▶ GIVEN INSTRUCTION
Your task is to transcribe all of the data below exactly, omitting the images.

▶ PROVIDED MATERIAL
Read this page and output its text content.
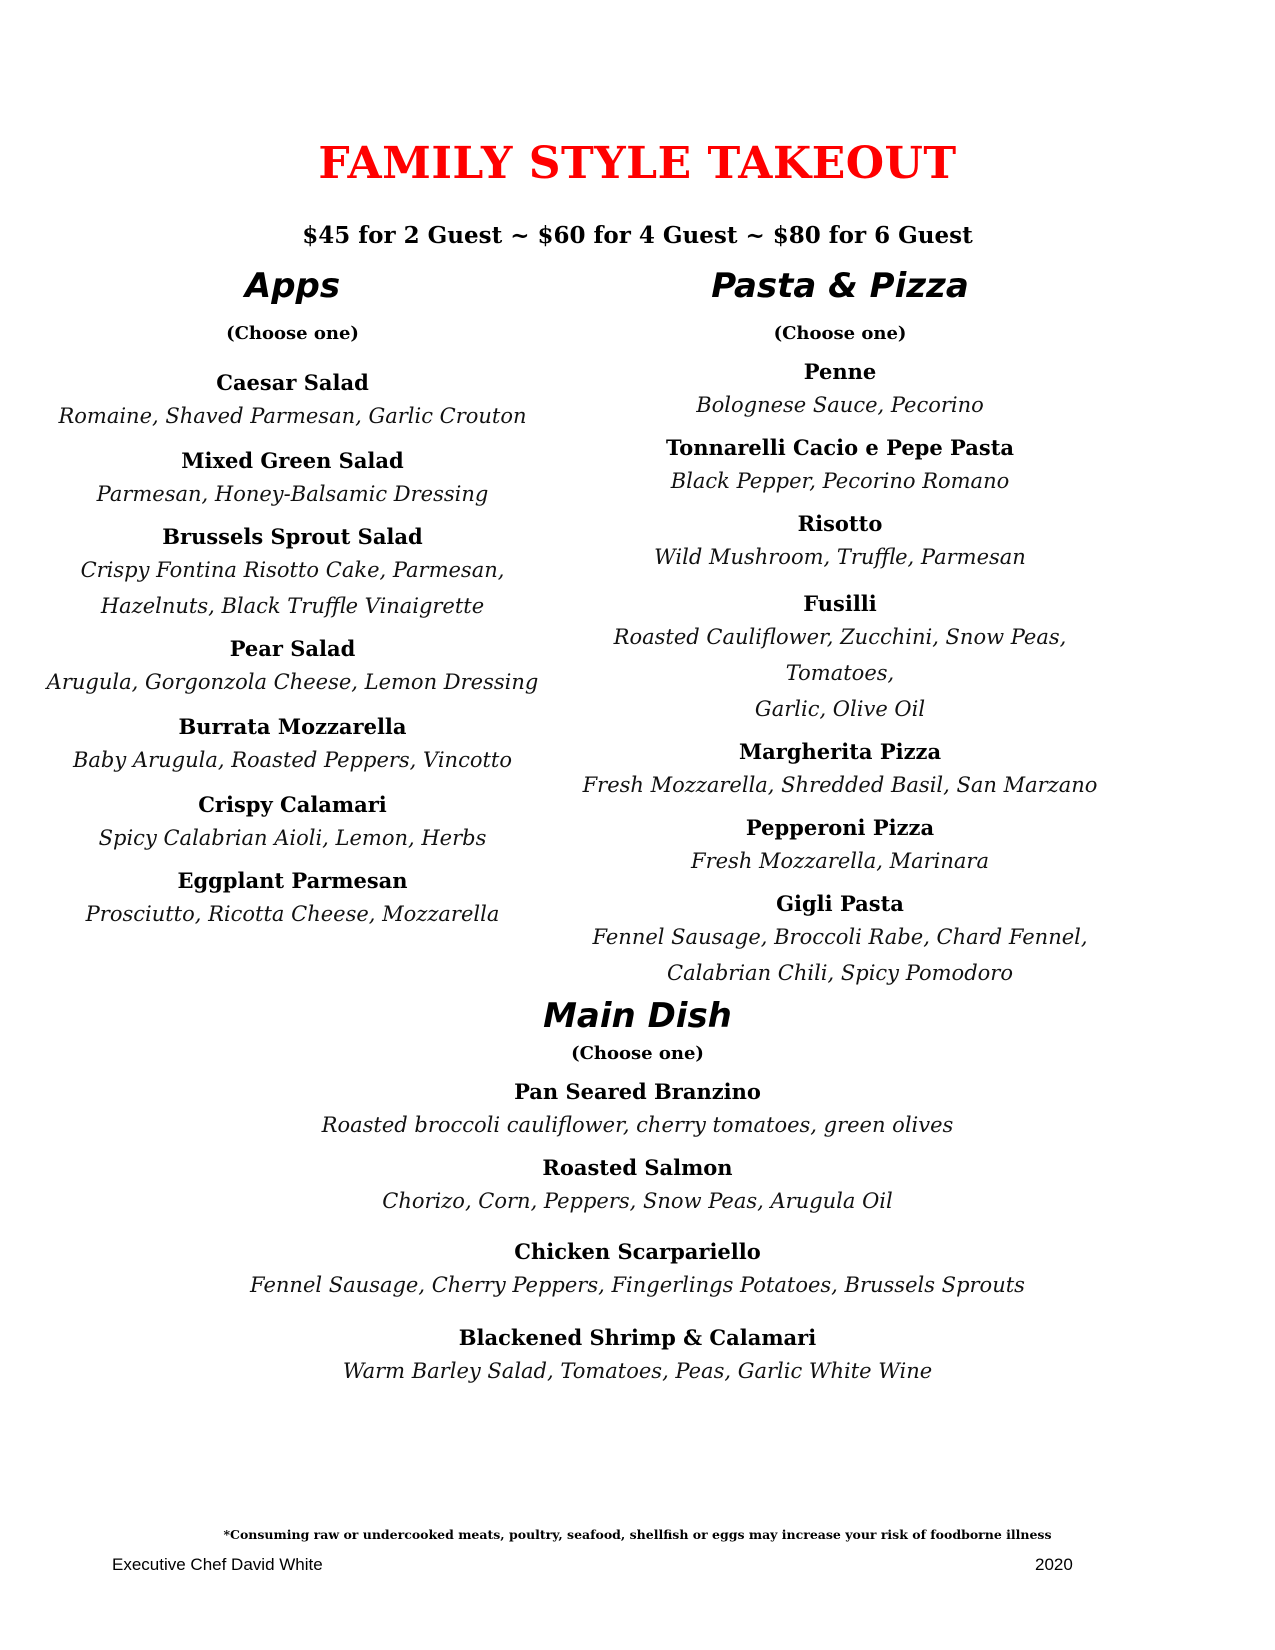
FAMILY STYLE TAKEOUT
$45 for 2 Guest ~ $60 for 4 Guest ~ $80 for 6 Guest
Apps
(Choose one)
Caesar Salad
Romaine, Shaved Parmesan, Garlic Crouton
Mixed Green Salad
Parmesan, Honey-Balsamic Dressing
Brussels Sprout Salad
Crispy Fontina Risotto Cake, Parmesan,
Hazelnuts, Black Truffle Vinaigrette
Pear Salad
Arugula, Gorgonzola Cheese, Lemon Dressing
Burrata Mozzarella
Baby Arugula, Roasted Peppers, Vincotto
Crispy Calamari
Spicy Calabrian Aioli, Lemon, Herbs
Eggplant Parmesan
Prosciutto, Ricotta Cheese, Mozzarella
Pasta & Pizza
(Choose one)
Penne
Bolognese Sauce, Pecorino
Tonnarelli Cacio e Pepe Pasta
Black Pepper, Pecorino Romano
Risotto
Wild Mushroom, Truffle, Parmesan
Fusilli
Roasted Cauliflower, Zucchini, Snow Peas, Tomatoes,
Garlic, Olive Oil
Margherita Pizza
Fresh Mozzarella, Shredded Basil, San Marzano
Pepperoni Pizza
Fresh Mozzarella, Marinara
Gigli Pasta
Fennel Sausage, Broccoli Rabe, Chard Fennel,
Calabrian Chili, Spicy Pomodoro
Main Dish
(Choose one)
Pan Seared Branzino
Roasted broccoli cauliflower, cherry tomatoes, green olives
Roasted Salmon
Chorizo, Corn, Peppers, Snow Peas, Arugula Oil
Chicken Scarpariello
Fennel Sausage, Cherry Peppers, Fingerlings Potatoes, Brussels Sprouts
Blackened Shrimp & Calamari
Warm Barley Salad, Tomatoes, Peas, Garlic White Wine
*Consuming raw or undercooked meats, poultry, seafood, shellfish or eggs may increase your risk of foodborne illness
Executive Chef David White	2020
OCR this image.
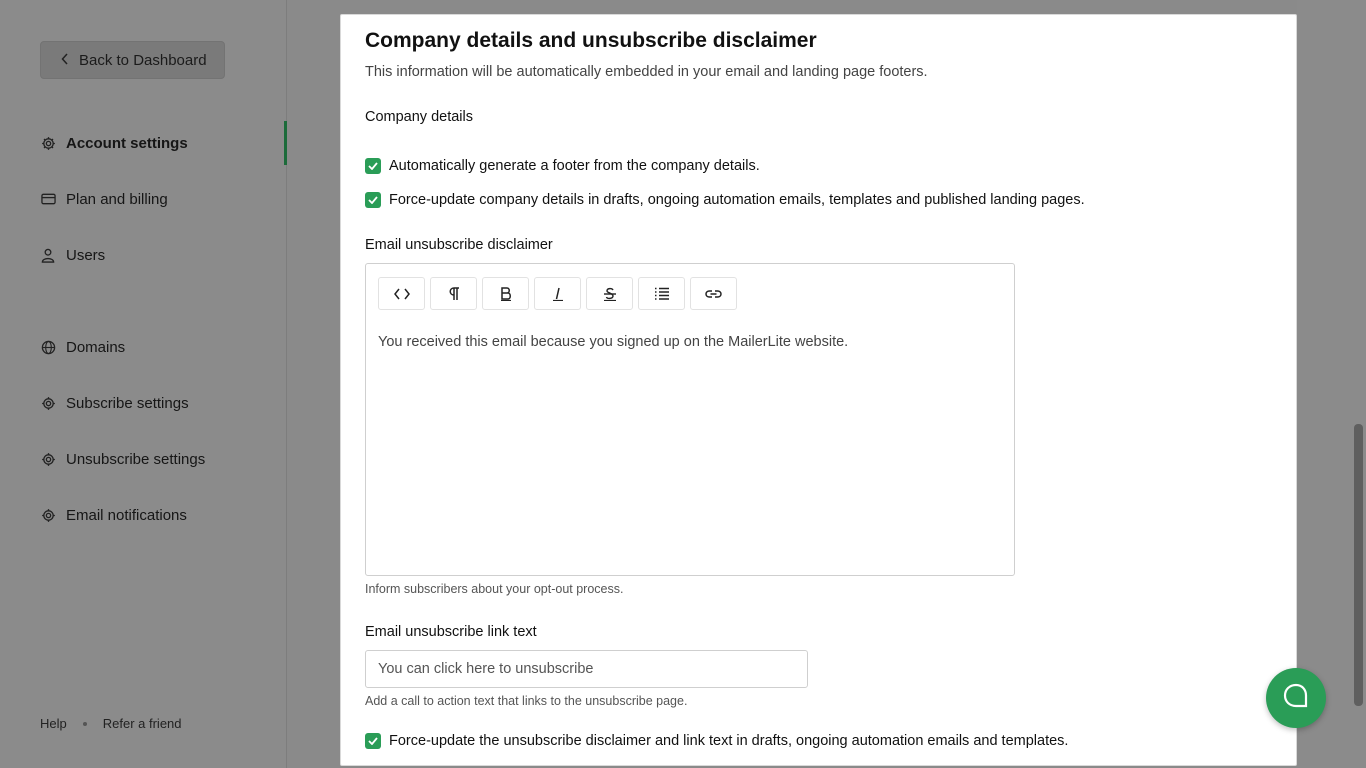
Back to Dashboard
Account settings
Plan and billing
Users
Domains
Subscribe settings
Unsubscribe settings
Email notifications
Help	Refer a friend
Company details and unsubscribe disclaimer
This information will be automatically embedded in your email and landing page footers.
Company details
Automatically generate a footer from the company details.
Force-update company details in drafts, ongoing automation emails, templates and published landing pages.
Email unsubscribe disclaimer
You received this email because you signed up on the MailerLite website.
Inform subscribers about your opt-out process.
Email unsubscribe link text
You can click here to unsubscribe
Add a call to action text that links to the unsubscribe page.
Force-update the unsubscribe disclaimer and link text in drafts, ongoing automation emails and templates.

▶ ANSWER FOR THE TASK
Read this page and output its text content.
FAMILY STYLE TAKEOUT
$45 for 2 Guest ~ $60 for 4 Guest ~ $80 for 6 Guest
Apps
(Choose one)
Caesar Salad
Romaine, Shaved Parmesan, Garlic Crouton
Mixed Green Salad
Parmesan, Honey-Balsamic Dressing
Brussels Sprout Salad
Crispy Fontina Risotto Cake, Parmesan,
Hazelnuts, Black Truffle Vinaigrette
Pear Salad
Arugula, Gorgonzola Cheese, Lemon Dressing
Burrata Mozzarella
Baby Arugula, Roasted Peppers, Vincotto
Crispy Calamari
Spicy Calabrian Aioli, Lemon, Herbs
Eggplant Parmesan
Prosciutto, Ricotta Cheese, Mozzarella
Pasta & Pizza
(Choose one)
Penne
Bolognese Sauce, Pecorino
Tonnarelli Cacio e Pepe Pasta
Black Pepper, Pecorino Romano
Risotto
Wild Mushroom, Truffle, Parmesan
Fusilli
Roasted Cauliflower, Zucchini, Snow Peas, Tomatoes,
Garlic, Olive Oil
Margherita Pizza
Fresh Mozzarella, Shredded Basil, San Marzano
Pepperoni Pizza
Fresh Mozzarella, Marinara
Gigli Pasta
Fennel Sausage, Broccoli Rabe, Chard Fennel,
Calabrian Chili, Spicy Pomodoro
Main Dish
(Choose one)
Pan Seared Branzino
Roasted broccoli cauliflower, cherry tomatoes, green olives
Roasted Salmon
Chorizo, Corn, Peppers, Snow Peas, Arugula Oil
Chicken Scarpariello
Fennel Sausage, Cherry Peppers, Fingerlings Potatoes, Brussels Sprouts
Blackened Shrimp & Calamari
Warm Barley Salad, Tomatoes, Peas, Garlic White Wine
*Consuming raw or undercooked meats, poultry, seafood, shellfish or eggs may increase your risk of foodborne illness
Executive Chef David White	2020
OCR this image.
Back to Dashboard
Account settings
Plan and billing
Users
Domains
Subscribe settings
Unsubscribe settings
Email notifications
Help	Refer a friend
Company details and unsubscribe disclaimer
This information will be automatically embedded in your email and landing page footers.
Company details
Automatically generate a footer from the company details.
Force-update company details in drafts, ongoing automation emails, templates and published landing pages.
Email unsubscribe disclaimer
You received this email because you signed up on the MailerLite website.
Inform subscribers about your opt-out process.
Email unsubscribe link text
You can click here to unsubscribe
Add a call to action text that links to the unsubscribe page.
Force-update the unsubscribe disclaimer and link text in drafts, ongoing automation emails and templates.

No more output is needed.